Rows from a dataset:
↓↓↓

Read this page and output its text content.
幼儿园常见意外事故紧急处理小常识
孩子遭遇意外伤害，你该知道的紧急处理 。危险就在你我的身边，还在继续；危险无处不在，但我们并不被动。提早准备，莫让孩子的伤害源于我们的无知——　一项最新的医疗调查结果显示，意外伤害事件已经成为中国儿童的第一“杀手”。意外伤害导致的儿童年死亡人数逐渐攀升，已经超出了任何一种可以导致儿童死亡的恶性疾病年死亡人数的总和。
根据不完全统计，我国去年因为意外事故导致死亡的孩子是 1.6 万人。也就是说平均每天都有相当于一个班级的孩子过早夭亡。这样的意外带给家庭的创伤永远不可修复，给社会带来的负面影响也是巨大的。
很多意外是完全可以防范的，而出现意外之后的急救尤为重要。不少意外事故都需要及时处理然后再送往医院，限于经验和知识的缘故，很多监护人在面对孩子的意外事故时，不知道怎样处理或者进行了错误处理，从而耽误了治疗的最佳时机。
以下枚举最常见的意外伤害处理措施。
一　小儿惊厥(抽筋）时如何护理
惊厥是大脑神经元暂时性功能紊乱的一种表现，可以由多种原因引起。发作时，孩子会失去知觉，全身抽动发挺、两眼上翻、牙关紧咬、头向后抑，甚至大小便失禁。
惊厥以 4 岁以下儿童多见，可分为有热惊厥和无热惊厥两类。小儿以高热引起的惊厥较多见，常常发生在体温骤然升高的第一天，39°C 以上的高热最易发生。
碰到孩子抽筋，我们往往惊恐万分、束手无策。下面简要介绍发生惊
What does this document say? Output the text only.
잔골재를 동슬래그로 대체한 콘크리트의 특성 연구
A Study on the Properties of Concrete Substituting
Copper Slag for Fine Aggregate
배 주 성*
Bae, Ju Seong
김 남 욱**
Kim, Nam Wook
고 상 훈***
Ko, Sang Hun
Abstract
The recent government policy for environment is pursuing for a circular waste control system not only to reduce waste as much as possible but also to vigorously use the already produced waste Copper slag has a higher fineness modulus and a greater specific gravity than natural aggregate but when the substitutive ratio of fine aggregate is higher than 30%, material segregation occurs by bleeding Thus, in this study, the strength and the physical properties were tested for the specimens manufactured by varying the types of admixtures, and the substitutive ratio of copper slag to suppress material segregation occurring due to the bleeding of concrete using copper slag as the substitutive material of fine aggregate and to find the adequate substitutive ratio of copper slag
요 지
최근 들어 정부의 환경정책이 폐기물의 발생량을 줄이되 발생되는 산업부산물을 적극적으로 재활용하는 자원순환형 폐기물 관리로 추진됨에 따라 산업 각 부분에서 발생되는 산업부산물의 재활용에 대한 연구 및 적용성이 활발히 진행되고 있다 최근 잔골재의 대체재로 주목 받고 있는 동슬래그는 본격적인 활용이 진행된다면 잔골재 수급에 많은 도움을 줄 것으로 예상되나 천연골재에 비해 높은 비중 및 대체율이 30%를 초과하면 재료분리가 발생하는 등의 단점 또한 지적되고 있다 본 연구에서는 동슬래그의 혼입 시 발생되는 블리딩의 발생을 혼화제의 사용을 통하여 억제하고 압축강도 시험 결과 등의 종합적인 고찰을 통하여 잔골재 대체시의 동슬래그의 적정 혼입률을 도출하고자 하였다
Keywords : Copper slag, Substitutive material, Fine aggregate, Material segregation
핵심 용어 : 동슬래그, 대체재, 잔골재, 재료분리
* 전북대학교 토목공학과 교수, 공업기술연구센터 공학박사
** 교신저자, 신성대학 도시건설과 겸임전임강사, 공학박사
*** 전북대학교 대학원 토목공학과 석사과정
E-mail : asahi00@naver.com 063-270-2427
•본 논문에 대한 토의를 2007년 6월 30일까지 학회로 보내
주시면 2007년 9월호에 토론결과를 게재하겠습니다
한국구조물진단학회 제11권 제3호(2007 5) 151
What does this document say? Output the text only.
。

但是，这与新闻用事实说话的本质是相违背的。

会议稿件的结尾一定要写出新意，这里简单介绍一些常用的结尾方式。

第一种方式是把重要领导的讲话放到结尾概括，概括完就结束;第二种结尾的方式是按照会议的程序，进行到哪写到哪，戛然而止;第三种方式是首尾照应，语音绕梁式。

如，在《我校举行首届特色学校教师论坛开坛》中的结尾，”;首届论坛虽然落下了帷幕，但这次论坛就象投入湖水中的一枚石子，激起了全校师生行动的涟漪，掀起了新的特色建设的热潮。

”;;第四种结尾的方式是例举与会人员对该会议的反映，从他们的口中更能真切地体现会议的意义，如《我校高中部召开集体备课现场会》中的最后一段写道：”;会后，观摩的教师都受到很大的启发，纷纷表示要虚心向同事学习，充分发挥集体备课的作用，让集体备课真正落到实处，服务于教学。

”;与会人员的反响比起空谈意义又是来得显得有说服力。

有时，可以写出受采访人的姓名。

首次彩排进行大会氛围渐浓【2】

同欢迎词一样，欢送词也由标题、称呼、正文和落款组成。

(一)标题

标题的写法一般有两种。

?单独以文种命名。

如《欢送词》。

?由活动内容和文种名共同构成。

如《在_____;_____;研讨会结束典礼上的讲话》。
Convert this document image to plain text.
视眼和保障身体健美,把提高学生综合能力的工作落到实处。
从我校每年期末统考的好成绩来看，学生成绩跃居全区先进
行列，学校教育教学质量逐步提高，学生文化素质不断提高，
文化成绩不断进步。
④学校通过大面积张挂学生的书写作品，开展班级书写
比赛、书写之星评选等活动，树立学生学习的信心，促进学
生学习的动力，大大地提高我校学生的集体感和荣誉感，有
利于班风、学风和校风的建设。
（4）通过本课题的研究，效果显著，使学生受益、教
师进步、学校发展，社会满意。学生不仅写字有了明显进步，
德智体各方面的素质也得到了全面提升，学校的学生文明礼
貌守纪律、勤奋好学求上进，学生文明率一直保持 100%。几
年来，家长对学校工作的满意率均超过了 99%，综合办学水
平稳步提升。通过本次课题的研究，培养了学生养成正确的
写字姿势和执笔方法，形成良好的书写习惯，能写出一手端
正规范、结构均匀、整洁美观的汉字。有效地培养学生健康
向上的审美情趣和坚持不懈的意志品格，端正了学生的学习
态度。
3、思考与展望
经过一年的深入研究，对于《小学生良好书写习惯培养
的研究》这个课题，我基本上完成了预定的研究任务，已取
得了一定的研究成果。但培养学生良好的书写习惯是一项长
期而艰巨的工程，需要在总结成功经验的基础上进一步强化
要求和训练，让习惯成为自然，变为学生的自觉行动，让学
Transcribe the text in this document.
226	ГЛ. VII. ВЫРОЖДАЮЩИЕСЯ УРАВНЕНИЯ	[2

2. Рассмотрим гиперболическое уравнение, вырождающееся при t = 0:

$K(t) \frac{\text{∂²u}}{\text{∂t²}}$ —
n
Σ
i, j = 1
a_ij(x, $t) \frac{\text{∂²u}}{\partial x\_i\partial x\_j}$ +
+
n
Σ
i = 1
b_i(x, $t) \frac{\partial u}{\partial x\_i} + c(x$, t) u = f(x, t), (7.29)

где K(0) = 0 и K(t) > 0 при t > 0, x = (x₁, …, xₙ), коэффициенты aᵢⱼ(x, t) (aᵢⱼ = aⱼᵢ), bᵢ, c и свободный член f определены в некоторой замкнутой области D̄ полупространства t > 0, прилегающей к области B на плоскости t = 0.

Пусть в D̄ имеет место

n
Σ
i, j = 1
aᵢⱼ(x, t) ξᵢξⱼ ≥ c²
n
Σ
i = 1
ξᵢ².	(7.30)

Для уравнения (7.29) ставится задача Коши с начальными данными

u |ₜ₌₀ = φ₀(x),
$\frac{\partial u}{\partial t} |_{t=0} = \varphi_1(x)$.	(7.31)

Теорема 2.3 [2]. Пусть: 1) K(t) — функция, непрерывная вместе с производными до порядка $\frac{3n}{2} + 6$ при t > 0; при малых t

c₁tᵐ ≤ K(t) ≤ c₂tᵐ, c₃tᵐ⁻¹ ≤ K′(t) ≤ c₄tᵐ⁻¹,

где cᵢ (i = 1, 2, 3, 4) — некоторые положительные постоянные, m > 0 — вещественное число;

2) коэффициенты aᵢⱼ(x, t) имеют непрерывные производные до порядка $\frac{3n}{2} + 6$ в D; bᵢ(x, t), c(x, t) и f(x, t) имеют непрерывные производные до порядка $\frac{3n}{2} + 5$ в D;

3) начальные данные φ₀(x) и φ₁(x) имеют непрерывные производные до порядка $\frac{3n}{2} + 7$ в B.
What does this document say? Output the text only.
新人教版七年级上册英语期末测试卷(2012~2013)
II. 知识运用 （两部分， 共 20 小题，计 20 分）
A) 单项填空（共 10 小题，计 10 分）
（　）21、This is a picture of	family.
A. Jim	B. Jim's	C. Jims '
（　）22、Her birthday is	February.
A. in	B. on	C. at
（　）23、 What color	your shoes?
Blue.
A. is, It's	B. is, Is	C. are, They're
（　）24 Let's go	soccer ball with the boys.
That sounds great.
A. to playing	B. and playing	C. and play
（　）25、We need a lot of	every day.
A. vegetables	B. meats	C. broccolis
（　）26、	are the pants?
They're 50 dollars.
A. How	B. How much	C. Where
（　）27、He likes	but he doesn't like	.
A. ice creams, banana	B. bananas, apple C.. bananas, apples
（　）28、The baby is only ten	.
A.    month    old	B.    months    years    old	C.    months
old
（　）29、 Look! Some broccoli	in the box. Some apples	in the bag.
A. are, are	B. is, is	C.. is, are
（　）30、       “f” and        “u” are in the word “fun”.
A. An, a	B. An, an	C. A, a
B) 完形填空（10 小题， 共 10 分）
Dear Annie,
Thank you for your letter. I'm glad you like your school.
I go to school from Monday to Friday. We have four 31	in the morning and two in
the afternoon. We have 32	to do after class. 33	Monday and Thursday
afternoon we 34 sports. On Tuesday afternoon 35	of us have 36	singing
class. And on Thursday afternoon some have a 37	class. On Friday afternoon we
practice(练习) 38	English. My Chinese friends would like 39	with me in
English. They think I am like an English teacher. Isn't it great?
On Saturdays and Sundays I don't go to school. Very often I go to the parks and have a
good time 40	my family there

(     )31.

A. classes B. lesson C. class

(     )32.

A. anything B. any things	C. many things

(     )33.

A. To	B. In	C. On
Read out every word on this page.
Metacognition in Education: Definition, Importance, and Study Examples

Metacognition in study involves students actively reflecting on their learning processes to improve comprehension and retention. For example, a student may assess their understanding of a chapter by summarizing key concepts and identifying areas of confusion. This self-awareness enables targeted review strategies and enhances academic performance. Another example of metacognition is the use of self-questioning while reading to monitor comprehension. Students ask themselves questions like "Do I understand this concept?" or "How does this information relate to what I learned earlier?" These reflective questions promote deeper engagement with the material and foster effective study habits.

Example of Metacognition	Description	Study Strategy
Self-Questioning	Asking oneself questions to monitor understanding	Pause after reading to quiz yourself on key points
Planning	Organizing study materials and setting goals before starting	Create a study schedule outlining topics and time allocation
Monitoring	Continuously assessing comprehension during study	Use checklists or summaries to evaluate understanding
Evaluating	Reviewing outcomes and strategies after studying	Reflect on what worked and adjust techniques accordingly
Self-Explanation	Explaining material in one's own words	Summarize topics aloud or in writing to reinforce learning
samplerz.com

↑↑↑

**WHAT TO DO**
All lines of the data above that include the word "time" must be shown.

**ANSWER TO THE EXERCISE**
good time 40	my family there
Planning	Organizing study materials and setting goals before starting	Create a study schedule outlining topics and time allocation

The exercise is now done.